[Start of Text passage]

Effective as of September 1, 2021, the board of directors ratified and approved a Consulting Agreement between the registrant and Lang Financial Services, Inc. (“LFSI”) (the “Consulting Agreement”) for accounting and CFO-related Advisory Services. The initial Scope of Services focuses on restoring the Company’s SEC financial reporting deficiencies.
Mr. Lang, age 63, has over 35 years of CFO-related restructuring, financial consulting, reverse merger, capital structuring, financial process and SEC financial reporting experience. Mr. Lang has been the principal of LFSI, a private management and accounting consulting firm, since 1993. From July 2017 to June 2018, Mr. Lang was the CFO of ORhub, Inc. (OTC:ORHB). From 1995 and July 2017, Mr. Lang was the CFO, Secretary and a director of Aztoré Capital Corp. and its predecessor, Aztoré Holdings, Inc. Pursuant to Advisory Agreements with LFSI, Mr. Lang is currently CFO of Farmhouse, Inc. (OTC:FMHS), since February 2021, and CFO and Secretary of House of Jane Inc. (OTC:HOJI), since February 2019. Mr. Lang started his career with Price Waterhouse (now PWC) in Minneapolis, Minnesota and obtained a BA Degree in Accounting from the University of Northern Iowa.

[End of Text passage]
[Start of Given records]

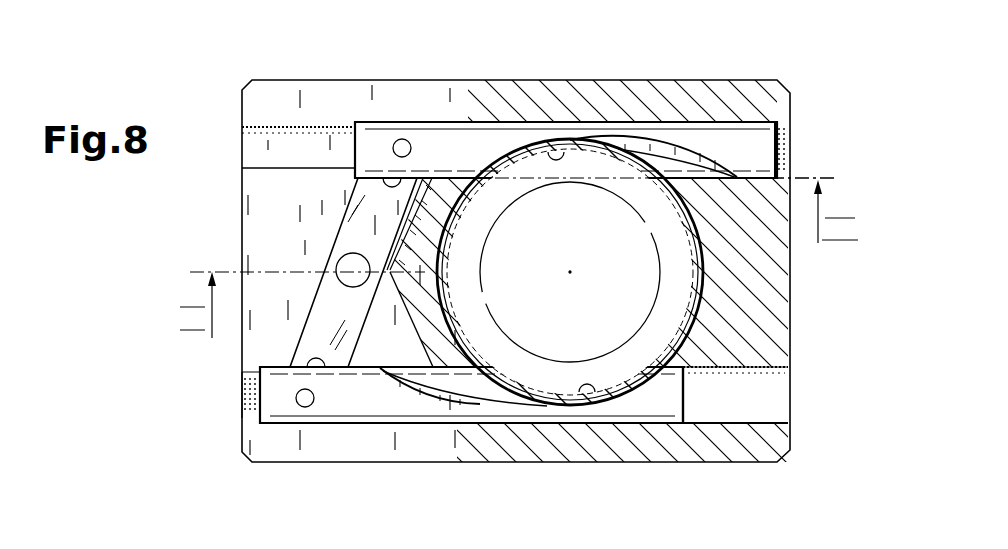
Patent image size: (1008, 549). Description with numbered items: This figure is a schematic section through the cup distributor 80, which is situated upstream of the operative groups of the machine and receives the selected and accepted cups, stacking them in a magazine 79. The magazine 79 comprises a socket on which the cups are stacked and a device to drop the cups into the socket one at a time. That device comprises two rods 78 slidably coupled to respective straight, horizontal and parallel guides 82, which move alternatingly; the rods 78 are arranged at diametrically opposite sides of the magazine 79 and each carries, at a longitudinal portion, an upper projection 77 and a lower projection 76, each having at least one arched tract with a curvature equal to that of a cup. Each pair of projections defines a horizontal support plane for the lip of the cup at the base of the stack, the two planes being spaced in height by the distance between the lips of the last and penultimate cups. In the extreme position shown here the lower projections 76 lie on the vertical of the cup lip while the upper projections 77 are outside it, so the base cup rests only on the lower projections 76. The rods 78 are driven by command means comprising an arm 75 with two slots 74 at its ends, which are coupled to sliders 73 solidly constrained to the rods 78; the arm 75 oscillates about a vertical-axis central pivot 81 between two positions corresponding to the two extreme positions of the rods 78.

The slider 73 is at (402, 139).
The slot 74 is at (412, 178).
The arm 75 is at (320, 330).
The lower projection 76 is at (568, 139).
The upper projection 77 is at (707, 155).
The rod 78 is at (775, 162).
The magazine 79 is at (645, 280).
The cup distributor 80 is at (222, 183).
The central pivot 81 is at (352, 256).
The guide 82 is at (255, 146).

[End of Given records]

Task 1
List every company that the consulting agreement passage identifies with an OTC ticker symbol, giving each symbol.
Task 2
Write the next few sentences of the consulting agreement passage, starting after its last sentence.
The records play no part in what follows.

Task result 1
ORhub, Inc. (OTC:ORHB)
Farmhouse, Inc. (OTC:FMHS)
House of Jane Inc. (OTC:HOJI)

Task result 2
Pursuant to the Consulting Agreement, the registrant agreed to pay Mr. Lang a rate of $185 per hour; ½ of the hourly rate will be paid in cash and ½ of the hourly rate will be deferred until the registrant successfully raises $1,000,000 in funding; and will reimburse LFSI for usual and customary business expenses. In addition, the registrant issued LFSI 2,000,000 shares of restricted common stock, valued at $.04 per share, the closing price of the registrant’s common stock on September 1, 2021 on the OTC Pink market. The Consulting Agreement is for a term of one year and may be extended by the parties. Mr. Lang is assisting the registrant until such time as the registrant has identified an individual to serve as a full-time Chief Financial Officer.
There are no arrangements or understanding between Mr. Lang and any of the registrant’s officers or directors and any other person pursuant to which he was engaged. There are no family relationships between Mr. Lang and any of the registrant’s officers or directors and Mr. Lang has not entered into any transactions with any of the registrant’s officers or directors requiring disclosure under Item 404(a) of Regulation S-K,
The foregoing description of the Consulting Agreement contained herein does not purport to be complete and is qualified in its entirety by reference thereto, which is attached to this Current Report on Form 8-K as Exhibit 10.1 and is incorporated herein by reference.
Item 3.02 Unregistered Sales of Equity Securities.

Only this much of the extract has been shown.